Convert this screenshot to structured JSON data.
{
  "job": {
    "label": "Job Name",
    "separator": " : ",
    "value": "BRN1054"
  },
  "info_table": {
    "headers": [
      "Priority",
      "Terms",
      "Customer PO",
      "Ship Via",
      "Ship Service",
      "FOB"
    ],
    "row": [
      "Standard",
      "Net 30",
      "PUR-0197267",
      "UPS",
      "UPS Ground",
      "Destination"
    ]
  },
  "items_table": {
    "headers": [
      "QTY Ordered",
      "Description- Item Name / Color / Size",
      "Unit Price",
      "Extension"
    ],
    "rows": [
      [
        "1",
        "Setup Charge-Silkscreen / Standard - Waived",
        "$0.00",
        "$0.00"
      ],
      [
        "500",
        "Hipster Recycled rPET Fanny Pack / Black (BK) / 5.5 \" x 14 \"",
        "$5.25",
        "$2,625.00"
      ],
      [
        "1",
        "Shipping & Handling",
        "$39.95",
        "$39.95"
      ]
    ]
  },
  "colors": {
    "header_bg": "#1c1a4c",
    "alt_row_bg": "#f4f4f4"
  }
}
|---|
§ **SHORT TASK**:
Repeat the material above in full, quoting it exactly.

§ **REPLY TO THE EXERCISE**:
Convert this screenshot to structured JSON data.
{
  "job": {
    "label": "Job Name",
    "separator": " : ",
    "value": "BRN1054"
  },
  "info_table": {
    "headers": [
      "Priority",
      "Terms",
      "Customer PO",
      "Ship Via",
      "Ship Service",
      "FOB"
    ],
    "row": [
      "Standard",
      "Net 30",
      "PUR-0197267",
      "UPS",
      "UPS Ground",
      "Destination"
    ]
  },
  "items_table": {
    "headers": [
      "QTY Ordered",
      "Description- Item Name / Color / Size",
      "Unit Price",
      "Extension"
    ],
    "rows": [
      [
        "1",
        "Setup Charge-Silkscreen / Standard - Waived",
        "$0.00",
        "$0.00"
      ],
      [
        "500",
        "Hipster Recycled rPET Fanny Pack / Black (BK) / 5.5 \" x 14 \"",
        "$5.25",
        "$2,625.00"
      ],
      [
        "1",
        "Shipping & Handling",
        "$39.95",
        "$39.95"
      ]
    ]
  },
  "colors": {
    "header_bg": "#1c1a4c",
    "alt_row_bg": "#f4f4f4"
  }
}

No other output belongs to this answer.